Remember the "oh yes, and Notre Dame" comment? It was more than just a dismissive crack at the Fighting Irish. 

Many Fighting Irish supporters believe their university's lack of competitiveness on the football field coincided with an administration that became primarily concerned with emulating elite northeastern universities.

While this crowd overstates its case, you can't ignore that A) ND's entrance requirements for athletes are far higher than they were when the school was winning titles and B) the northeastern college football scene hasn't had much going on lately.

So, it is a small wonder that when Tyrone Willingham was introduced as their new head coach, this crowd rightfully questioned Notre Dame's commitment to championship football.

So let's go back to the Colorado Buffaloes.

The university has done their level best, especially over the last 20 years, to emulate the stereotypical west coast university, earning it such monikers as "the University of Colorado-Berkeley" and "the People's Republic of Boulder."

Well, without turning this into the sort of political screed that you would find on some right wing blog, let's just say that support for athletics, particularly men's athletics and specifically football, has not been associated with the post-60s west coast.

Instead, you are more likely to find apathy and hostility.

For example, when living in Tallahassee in the early 1990s, I recall a president of large public university in California was shocked, SHOCKED, to discover how her decision to eliminate the football program was met with such disdain. 

She wanted the athletic department to focus its energies on turning that institution into a women's sports powerhouse. The decision actually HARMED her chances of becoming Florida State University's president.

Example two. See this list of universities that have dropped football. Note how west coast, and specifically California institutions, are overrepresented, and how the pace of these decisions to drop football accelerated, starting in the late 1970s, including a rash in the 1990s.

And these aren't small, financially troubled institutions either. They include Cal Poly-Pomona, Cal-Riverside, Cal State-Chico, Cal State-Fullerton, Cal State-Hayward, Cal State-Los Angeles, Cal Tech, Long Beach State, Pacific, San Francisco, San Francisco State, Santa Clara, Sonoma State, University of California at San Diego, and the University of California at Santa Barbara.

And that is not all. The San Diego State University faculty - as well as various student activist groups - has been working to abolish that institution's football program for years, and San Diego State football has similarly been targeted.

Now make no mistake. The Pac-10 invited Colorado instead of Baylor (thereby causing their original Pac-16 plan to be destroyed by Texas politics) in large part because they saw a kindred spirit, a university and community that is similar to the others on the west coast.

The decision rewarded Colorado for shedding their midwestern cultural roots and doing their best to become more like Berkeley.

Well, excuse me, but despite being smack dab in the middle of one of the richest talent markets in the country AND having the athletic budget, academic profile, and name recognition to recruit nationally, Cal-Berkeley has not been to a Rose Bowl since 1959!

This is a university whose long overdue facilities improvement project was opposed and held up by student and faculty groups because it would have meant cutting down a tree!

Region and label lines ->
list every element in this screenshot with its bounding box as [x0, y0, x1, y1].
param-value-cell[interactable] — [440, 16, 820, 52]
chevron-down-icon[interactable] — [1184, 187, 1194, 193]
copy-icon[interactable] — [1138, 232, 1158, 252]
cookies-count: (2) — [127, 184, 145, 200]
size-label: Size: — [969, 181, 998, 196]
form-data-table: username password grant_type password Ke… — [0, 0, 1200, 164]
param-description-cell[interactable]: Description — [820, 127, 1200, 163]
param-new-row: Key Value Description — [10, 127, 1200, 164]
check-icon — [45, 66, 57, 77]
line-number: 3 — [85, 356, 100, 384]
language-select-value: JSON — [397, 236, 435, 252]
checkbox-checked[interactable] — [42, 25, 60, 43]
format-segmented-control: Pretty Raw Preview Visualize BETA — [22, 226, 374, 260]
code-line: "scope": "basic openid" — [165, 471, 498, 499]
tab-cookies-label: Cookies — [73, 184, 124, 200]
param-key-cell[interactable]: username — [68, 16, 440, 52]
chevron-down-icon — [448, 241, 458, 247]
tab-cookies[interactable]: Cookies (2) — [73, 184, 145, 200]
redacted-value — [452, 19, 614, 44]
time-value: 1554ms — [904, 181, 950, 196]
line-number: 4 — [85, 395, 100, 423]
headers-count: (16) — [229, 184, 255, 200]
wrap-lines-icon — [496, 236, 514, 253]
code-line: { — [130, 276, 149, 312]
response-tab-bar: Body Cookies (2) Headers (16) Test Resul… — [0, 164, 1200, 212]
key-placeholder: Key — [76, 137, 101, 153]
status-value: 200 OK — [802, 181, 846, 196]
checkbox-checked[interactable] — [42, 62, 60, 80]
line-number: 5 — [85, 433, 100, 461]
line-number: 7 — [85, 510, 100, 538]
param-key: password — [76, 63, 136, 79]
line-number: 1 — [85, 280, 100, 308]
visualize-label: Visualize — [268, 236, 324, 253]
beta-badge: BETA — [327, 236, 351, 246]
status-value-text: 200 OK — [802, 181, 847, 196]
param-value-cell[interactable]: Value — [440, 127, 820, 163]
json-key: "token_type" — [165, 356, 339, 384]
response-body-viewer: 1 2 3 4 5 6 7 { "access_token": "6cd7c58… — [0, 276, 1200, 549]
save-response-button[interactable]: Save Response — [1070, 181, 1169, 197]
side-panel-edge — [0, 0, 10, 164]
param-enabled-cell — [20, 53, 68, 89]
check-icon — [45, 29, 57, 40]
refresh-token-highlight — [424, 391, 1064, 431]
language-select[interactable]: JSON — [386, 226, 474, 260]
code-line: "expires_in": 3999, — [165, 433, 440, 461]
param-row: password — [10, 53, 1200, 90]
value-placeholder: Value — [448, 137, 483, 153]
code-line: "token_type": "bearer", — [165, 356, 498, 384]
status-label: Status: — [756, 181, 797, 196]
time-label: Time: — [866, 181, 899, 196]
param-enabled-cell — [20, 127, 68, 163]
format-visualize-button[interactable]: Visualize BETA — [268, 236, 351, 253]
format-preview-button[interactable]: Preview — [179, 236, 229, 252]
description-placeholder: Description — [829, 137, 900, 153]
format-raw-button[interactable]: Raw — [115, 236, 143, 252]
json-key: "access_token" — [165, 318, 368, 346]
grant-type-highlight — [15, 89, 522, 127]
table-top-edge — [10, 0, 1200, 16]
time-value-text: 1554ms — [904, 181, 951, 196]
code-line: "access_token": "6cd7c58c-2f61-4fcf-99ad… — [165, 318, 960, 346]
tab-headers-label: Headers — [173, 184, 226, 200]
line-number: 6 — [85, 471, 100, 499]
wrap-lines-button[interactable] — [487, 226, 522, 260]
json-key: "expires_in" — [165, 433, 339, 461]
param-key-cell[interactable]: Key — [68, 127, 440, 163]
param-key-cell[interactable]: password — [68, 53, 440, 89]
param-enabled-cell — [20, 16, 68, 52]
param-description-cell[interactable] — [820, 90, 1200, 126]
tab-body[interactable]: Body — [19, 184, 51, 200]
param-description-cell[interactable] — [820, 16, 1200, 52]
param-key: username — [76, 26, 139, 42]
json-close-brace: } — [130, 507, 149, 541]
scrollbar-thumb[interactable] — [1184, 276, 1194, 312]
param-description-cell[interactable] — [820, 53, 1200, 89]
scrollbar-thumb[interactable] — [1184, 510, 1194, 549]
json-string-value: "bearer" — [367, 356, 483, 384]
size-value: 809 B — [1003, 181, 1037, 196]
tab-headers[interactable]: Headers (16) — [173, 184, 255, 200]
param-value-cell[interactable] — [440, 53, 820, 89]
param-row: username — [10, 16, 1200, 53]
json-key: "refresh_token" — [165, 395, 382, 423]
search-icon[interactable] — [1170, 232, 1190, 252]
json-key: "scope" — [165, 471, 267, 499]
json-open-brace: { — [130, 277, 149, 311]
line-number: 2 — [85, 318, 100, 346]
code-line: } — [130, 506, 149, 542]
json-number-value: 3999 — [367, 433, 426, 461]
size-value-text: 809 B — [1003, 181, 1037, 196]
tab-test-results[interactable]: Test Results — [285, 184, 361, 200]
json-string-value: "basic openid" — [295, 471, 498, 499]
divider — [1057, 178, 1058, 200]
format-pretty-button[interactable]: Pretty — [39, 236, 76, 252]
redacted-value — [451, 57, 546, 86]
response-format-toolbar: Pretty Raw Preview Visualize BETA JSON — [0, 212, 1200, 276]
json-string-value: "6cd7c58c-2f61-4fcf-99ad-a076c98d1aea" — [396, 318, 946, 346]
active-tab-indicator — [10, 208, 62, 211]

GOALS ->
1/ In one to three sentences, explain why the college football commentary says the Pac-10 invited Colorado rather than Baylor.
2/ According to the college football commentary, what is the last year Cal-Berkeley went to a Rose Bowl?
The lines play no part in this work.

WORKED ANSWERS ->
1/ The commentary says the Pac-10 invited Colorado in large part because it saw a kindred spirit, a university and community similar to the others on the west coast. In its view, the decision rewarded Colorado for shedding its midwestern cultural roots and trying to become more like Berkeley.

2/ 1959.